++++ Belge

ANALAR NERDESİNİZ
İki günde on beş şehit.
Yine anaların yürek yangını ağıtları yükseliyor dört bir yönden.
Gerisi on yıllardır tüm yönetenlerden duyduğumuz bildik boş sözler ve tavırlar.
Somut hiçbir gelişme yok. İleriye yönelik umut yok.
Her an yeni ağıtlar yakılmasının olası olduğunu bilmenin ürkütücü düşüncesi acı veriyor yüreğimize.
Acı, intikam duygularını körüklememeli.
Toplumun akıl tutulmasına uğramaması gerek.
Bir öfke patlaması, telafisi olanaksız olaylara yol açabilir.
Bazıları günlük politik çıkarları için körüklemekte bu yangını.
Bazı ülkeler ise egemenliklerini pekiştirmek, silah satmak için körüklemekte.
Ama asıl körüklenen milliyetçilik.
Çünkü milliyetçiliğin savaşlara teşne olduğunu biliyorlar.

++++++++
++++ Kayıt Alıntıları

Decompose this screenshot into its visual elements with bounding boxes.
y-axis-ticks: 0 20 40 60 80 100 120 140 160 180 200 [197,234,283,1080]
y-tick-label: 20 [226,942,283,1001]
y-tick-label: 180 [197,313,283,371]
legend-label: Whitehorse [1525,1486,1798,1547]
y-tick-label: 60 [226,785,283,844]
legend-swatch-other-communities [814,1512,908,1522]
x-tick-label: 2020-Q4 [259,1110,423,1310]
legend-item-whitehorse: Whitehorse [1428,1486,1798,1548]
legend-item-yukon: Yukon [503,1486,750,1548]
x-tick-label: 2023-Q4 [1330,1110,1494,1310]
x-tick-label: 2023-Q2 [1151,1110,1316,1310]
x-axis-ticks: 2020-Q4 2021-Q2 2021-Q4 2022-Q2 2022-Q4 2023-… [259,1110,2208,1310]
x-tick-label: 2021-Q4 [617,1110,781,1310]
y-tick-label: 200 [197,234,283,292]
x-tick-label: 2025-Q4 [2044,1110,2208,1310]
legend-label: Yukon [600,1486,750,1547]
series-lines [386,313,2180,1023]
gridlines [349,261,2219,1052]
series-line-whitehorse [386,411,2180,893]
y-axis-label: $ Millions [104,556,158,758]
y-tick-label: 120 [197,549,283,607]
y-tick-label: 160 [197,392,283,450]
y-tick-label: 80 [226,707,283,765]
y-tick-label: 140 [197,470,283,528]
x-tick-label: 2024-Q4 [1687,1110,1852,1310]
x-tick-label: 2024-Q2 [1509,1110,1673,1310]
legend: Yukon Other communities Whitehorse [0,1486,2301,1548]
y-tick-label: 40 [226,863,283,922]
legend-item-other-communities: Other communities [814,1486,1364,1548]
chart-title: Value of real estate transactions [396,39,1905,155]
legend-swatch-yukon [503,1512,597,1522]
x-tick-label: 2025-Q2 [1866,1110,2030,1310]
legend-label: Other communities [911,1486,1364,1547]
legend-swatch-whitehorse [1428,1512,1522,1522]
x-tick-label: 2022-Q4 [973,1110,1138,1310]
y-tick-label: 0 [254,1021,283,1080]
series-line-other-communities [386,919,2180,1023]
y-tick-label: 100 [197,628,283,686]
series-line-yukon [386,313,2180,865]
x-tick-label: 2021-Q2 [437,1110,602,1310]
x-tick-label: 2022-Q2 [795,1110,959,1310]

++++++++

**Yapılacaklar**
**a)** Şu ifadelerin belgeyle uyuşup uyuşmadığını belirtin: (i) İki günde on beş şehit verilmiştir. (ii) Somut gelişmeler yaşanmaktadır. (iii) Asıl körüklenen milliyetçiliktir. Her biri için evet ya da hayır deyin ve kararı belirleyen belge sözlerini aynen alıntılayın.
**b)** Belgede "Toplumun akıl tutulmasına" sözlerinden başlayan ve "teşne olduğunu biliyorlar." sözleriyle biten bölümü, bu sözler de dahil olmak üzere aynen aktarın.
Kayıtlar başka bir kaynaktan alınmıştır.

**Sıralı Sonuçlar**
**a)**
(i) Evet: "İki günde on beş şehit."
(ii) Hayır: "Somut hiçbir gelişme yok."
(iii) Evet: "Ama asıl körüklenen milliyetçilik."

**b)**
Toplumun akıl tutulmasına uğramaması gerek.
Bir öfke patlaması, telafisi olanaksız olaylara yol açabilir.
Bazıları günlük politik çıkarları için körüklemekte bu yangını.
Bazı ülkeler ise egemenliklerini pekiştirmek, silah satmak için körüklemekte.
Ama asıl körüklenen milliyetçilik.
Çünkü milliyetçiliğin savaşlara teşne olduğunu biliyorlar.